Extract the full listing below without altering a single character.
* START *
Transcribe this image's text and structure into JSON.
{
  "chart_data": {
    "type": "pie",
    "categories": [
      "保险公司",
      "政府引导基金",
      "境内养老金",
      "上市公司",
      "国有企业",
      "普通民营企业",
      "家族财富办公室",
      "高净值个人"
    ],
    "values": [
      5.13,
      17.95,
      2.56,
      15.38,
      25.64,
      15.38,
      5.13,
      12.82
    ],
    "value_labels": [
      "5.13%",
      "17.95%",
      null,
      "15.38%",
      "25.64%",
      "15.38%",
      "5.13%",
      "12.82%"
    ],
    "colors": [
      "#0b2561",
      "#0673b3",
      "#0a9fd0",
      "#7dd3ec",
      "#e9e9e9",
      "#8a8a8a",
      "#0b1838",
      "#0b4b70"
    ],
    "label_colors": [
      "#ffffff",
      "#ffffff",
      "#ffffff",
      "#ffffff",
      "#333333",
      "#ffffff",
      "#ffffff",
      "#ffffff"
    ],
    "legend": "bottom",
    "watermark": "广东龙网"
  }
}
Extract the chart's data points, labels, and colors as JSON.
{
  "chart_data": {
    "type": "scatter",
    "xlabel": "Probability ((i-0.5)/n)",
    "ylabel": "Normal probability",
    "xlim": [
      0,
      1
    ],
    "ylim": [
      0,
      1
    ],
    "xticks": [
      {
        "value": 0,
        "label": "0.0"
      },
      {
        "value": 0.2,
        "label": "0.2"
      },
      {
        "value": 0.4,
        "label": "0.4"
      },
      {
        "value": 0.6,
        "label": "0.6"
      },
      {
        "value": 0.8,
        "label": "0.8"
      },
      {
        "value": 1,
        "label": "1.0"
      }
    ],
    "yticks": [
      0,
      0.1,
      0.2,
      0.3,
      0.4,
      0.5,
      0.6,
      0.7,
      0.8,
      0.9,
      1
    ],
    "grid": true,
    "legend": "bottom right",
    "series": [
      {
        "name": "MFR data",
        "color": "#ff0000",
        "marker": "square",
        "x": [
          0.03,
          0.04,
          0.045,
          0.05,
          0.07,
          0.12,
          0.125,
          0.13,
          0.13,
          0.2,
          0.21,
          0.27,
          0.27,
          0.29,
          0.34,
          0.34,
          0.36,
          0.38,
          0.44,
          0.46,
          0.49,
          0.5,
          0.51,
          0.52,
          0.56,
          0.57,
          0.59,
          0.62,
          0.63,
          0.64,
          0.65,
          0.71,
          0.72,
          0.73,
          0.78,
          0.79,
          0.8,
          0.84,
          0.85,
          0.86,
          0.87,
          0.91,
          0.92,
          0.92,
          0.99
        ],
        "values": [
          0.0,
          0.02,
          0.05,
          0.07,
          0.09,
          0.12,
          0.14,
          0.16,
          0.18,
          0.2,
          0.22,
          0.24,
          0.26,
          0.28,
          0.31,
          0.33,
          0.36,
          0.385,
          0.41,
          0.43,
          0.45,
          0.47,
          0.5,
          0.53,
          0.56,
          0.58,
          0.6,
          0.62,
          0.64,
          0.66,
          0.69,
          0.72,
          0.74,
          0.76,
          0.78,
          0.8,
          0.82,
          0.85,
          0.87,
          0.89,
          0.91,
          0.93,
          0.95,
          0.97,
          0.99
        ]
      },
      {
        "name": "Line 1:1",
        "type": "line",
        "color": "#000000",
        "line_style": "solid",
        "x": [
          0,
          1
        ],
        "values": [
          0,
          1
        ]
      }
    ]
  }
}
* END *
Exercise response:
Transcribe this image's text and structure into JSON.
{
  "chart_data": {
    "type": "pie",
    "categories": [
      "保险公司",
      "政府引导基金",
      "境内养老金",
      "上市公司",
      "国有企业",
      "普通民营企业",
      "家族财富办公室",
      "高净值个人"
    ],
    "values": [
      5.13,
      17.95,
      2.56,
      15.38,
      25.64,
      15.38,
      5.13,
      12.82
    ],
    "value_labels": [
      "5.13%",
      "17.95%",
      null,
      "15.38%",
      "25.64%",
      "15.38%",
      "5.13%",
      "12.82%"
    ],
    "colors": [
      "#0b2561",
      "#0673b3",
      "#0a9fd0",
      "#7dd3ec",
      "#e9e9e9",
      "#8a8a8a",
      "#0b1838",
      "#0b4b70"
    ],
    "label_colors": [
      "#ffffff",
      "#ffffff",
      "#ffffff",
      "#ffffff",
      "#333333",
      "#ffffff",
      "#ffffff",
      "#ffffff"
    ],
    "legend": "bottom",
    "watermark": "广东龙网"
  }
}
Extract the chart's data points, labels, and colors as JSON.
{
  "chart_data": {
    "type": "scatter",
    "xlabel": "Probability ((i-0.5)/n)",
    "ylabel": "Normal probability",
    "xlim": [
      0,
      1
    ],
    "ylim": [
      0,
      1
    ],
    "xticks": [
      {
        "value": 0,
        "label": "0.0"
      },
      {
        "value": 0.2,
        "label": "0.2"
      },
      {
        "value": 0.4,
        "label": "0.4"
      },
      {
        "value": 0.6,
        "label": "0.6"
      },
      {
        "value": 0.8,
        "label": "0.8"
      },
      {
        "value": 1,
        "label": "1.0"
      }
    ],
    "yticks": [
      0,
      0.1,
      0.2,
      0.3,
      0.4,
      0.5,
      0.6,
      0.7,
      0.8,
      0.9,
      1
    ],
    "grid": true,
    "legend": "bottom right",
    "series": [
      {
        "name": "MFR data",
        "color": "#ff0000",
        "marker": "square",
        "x": [
          0.03,
          0.04,
          0.045,
          0.05,
          0.07,
          0.12,
          0.125,
          0.13,
          0.13,
          0.2,
          0.21,
          0.27,
          0.27,
          0.29,
          0.34,
          0.34,
          0.36,
          0.38,
          0.44,
          0.46,
          0.49,
          0.5,
          0.51,
          0.52,
          0.56,
          0.57,
          0.59,
          0.62,
          0.63,
          0.64,
          0.65,
          0.71,
          0.72,
          0.73,
          0.78,
          0.79,
          0.8,
          0.84,
          0.85,
          0.86,
          0.87,
          0.91,
          0.92,
          0.92,
          0.99
        ],
        "values": [
          0.0,
          0.02,
          0.05,
          0.07,
          0.09,
          0.12,
          0.14,
          0.16,
          0.18,
          0.2,
          0.22,
          0.24,
          0.26,
          0.28,
          0.31,
          0.33,
          0.36,
          0.385,
          0.41,
          0.43,
          0.45,
          0.47,
          0.5,
          0.53,
          0.56,
          0.58,
          0.6,
          0.62,
          0.64,
          0.66,
          0.69,
          0.72,
          0.74,
          0.76,
          0.78,
          0.8,
          0.82,
          0.85,
          0.87,
          0.89,
          0.91,
          0.93,
          0.95,
          0.97,
          0.99
        ]
      },
      {
        "name": "Line 1:1",
        "type": "line",
        "color": "#000000",
        "line_style": "solid",
        "x": [
          0,
          1
        ],
        "values": [
          0,
          1
        ]
      }
    ]
  }
}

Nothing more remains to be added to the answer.